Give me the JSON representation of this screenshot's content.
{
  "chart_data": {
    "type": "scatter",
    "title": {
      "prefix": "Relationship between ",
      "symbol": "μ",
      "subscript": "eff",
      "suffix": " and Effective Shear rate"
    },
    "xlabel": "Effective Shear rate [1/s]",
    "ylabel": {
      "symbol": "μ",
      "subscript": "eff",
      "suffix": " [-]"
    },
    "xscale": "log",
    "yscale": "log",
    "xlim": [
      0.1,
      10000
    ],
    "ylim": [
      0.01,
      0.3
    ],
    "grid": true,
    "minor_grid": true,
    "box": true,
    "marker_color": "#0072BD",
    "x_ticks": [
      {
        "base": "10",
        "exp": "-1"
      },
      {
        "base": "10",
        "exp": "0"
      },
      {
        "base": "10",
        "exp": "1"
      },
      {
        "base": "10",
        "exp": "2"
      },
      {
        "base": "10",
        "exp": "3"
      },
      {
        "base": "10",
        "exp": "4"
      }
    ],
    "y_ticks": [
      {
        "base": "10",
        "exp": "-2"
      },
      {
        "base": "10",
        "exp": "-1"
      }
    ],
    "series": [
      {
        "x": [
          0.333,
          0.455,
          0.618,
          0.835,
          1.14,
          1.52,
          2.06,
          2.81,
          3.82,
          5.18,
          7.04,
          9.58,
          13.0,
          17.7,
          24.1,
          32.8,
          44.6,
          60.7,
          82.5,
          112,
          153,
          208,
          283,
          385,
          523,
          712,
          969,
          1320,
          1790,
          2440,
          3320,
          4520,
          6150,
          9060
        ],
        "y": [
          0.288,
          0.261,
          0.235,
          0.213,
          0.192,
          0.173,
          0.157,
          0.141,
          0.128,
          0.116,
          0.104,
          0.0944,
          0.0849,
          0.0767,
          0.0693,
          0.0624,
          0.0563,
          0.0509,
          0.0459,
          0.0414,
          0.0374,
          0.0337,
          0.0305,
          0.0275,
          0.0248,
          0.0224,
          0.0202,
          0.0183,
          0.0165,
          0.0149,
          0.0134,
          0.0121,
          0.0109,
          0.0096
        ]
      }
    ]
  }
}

What the task requires: Gather all lines from the records above in which "rate" appears.

Finished answer:
      "suffix": " and Effective Shear rate"
    "xlabel": "Effective Shear rate [1/s]",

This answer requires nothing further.